Brandywine River Museum

Chadds Ford, PA

610-388-2700

http://www.brandywinemuseum.org



 

Pastoral Interlude: William T. Richards in Chester County

 

Born and raised in Philadelphia, William T. Richards (1833-1905) was initially very well-known as an innovative landscape painter. By mid-career, he was famous for expressive images of coastal scenes. In the mid-1880s, after purchasing a farm in the Brandywine Valley of Chester County, Pennsylvania, he tuned again to landscape painting, producing a series of works depicting the beauty of the area.

Through November 18, 2001 the Brandywine River Museum win present a special exhibition of 33 paintings by Richards, works executed between 1884 and 1889. Pastoral Interlude: William T. Richards in Chester County results from research and selections by guest curator, Dr. Linda S. Ferber, the preeminent authority on Richards and the Andrew W. Mellon Curator of American Art at the Brooklyn Museum of Art. (left: Vignette: Chester County, Pennsylvania, 1885, watercolor on paper, 10 x 14 inches, Collection of Brandywine River Museum, photograph courtesy of the Brandywine River Museum)

Pastoral Interlude celebrates an important phase of Richards' career. The works he created during this period provoked a universally positive response from patrons and critics as a welcome departure from his seascapes and tightly painted landscapes of earlier decades.

A catalogue will accompany the Brandywine River Museum's special exhibition. The following text has been excerpted and adapted from an essay in the catalogue by guest curator Dr. Linda S. Ferber.

 

By the early 1870s Richards was already established as a coastal and marine painter specializing in the terrain at and near the recently developed resort of Atlantic City, New Jersey. From 1874 he summered regularly in Newport, becoming identified with images of the Rhode Island as well as the New Jersey coast, the subjects for which he is still best known today. The same decade also witnessed Richards' rise to fame as a participant in the American Watercolor Movement. However, in the mid-1880s, after almost two decades of painting coastal and marine subjects, William Trost Richards (1833-1905) returned to landscape in a succession of paintings inspired by sites in rural Pennsylvania. (left above: On the Brandywine, Chester County, 1884-1889, oil on board, 10 x 20 inches, Private collection, photograph courtesy of the Brandywine River Museum)

※ ※ ※

• Work to be completed: Could you condense the paragraph in the Richards exhibition page that begins "By the early 1870s Richards" into a short bulleted list of its main facts?

• Dataset entries:

※ ※ ※

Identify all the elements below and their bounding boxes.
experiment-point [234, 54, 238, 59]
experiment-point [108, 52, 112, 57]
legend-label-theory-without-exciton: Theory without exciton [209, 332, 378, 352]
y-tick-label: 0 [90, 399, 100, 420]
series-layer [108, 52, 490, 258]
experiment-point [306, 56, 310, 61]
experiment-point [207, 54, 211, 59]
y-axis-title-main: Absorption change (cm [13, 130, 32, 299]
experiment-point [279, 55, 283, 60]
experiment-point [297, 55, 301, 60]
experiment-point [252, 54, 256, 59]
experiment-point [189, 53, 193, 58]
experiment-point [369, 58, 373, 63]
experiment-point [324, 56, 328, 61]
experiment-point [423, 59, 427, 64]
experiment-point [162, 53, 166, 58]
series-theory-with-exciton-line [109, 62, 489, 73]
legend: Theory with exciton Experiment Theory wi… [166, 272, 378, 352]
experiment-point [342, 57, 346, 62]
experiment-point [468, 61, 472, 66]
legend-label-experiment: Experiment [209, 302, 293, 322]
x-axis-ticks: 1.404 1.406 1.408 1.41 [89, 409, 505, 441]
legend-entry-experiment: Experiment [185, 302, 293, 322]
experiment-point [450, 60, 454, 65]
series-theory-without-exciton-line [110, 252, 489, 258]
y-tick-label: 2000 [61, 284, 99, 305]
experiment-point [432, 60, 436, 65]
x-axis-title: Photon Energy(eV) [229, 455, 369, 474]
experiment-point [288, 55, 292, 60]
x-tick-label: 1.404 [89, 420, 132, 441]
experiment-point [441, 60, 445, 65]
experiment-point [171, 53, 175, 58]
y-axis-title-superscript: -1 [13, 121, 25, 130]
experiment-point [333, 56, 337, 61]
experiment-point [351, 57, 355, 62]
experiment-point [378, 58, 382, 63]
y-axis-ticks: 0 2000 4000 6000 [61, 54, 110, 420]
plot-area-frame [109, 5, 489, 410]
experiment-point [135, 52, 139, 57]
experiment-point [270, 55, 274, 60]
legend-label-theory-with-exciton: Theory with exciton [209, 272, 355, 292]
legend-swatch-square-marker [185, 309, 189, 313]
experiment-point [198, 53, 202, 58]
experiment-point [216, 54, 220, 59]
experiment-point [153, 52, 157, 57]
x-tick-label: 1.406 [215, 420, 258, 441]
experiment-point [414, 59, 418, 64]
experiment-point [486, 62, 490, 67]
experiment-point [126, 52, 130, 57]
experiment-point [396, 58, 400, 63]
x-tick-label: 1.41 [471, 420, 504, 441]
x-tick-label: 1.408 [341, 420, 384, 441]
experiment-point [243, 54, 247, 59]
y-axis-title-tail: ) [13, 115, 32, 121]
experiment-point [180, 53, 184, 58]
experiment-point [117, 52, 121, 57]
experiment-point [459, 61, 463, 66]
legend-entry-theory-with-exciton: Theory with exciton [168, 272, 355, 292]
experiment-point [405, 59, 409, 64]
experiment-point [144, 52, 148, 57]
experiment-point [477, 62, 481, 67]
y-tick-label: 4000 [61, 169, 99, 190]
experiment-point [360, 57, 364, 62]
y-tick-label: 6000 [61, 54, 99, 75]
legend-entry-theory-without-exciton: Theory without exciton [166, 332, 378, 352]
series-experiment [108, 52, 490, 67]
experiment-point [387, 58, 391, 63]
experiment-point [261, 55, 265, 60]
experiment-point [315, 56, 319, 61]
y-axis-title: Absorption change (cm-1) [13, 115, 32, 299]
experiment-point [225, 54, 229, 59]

※ ※ ※

• Reply:
- By the early 1870s, Richards was an established coastal and marine painter. He focused on the area around the new resort of Atlantic City, New Jersey.
- Starting in 1874, he summered regularly in Newport. He became identified with images of the Rhode Island and New Jersey coasts, which are still his best-known subjects.
- In the same decade, he rose to fame as part of the American Watercolor Movement.
- In the mid-1880s, after almost two decades of coastal and marine work, he returned to landscape with paintings inspired by sites in rural Pennsylvania.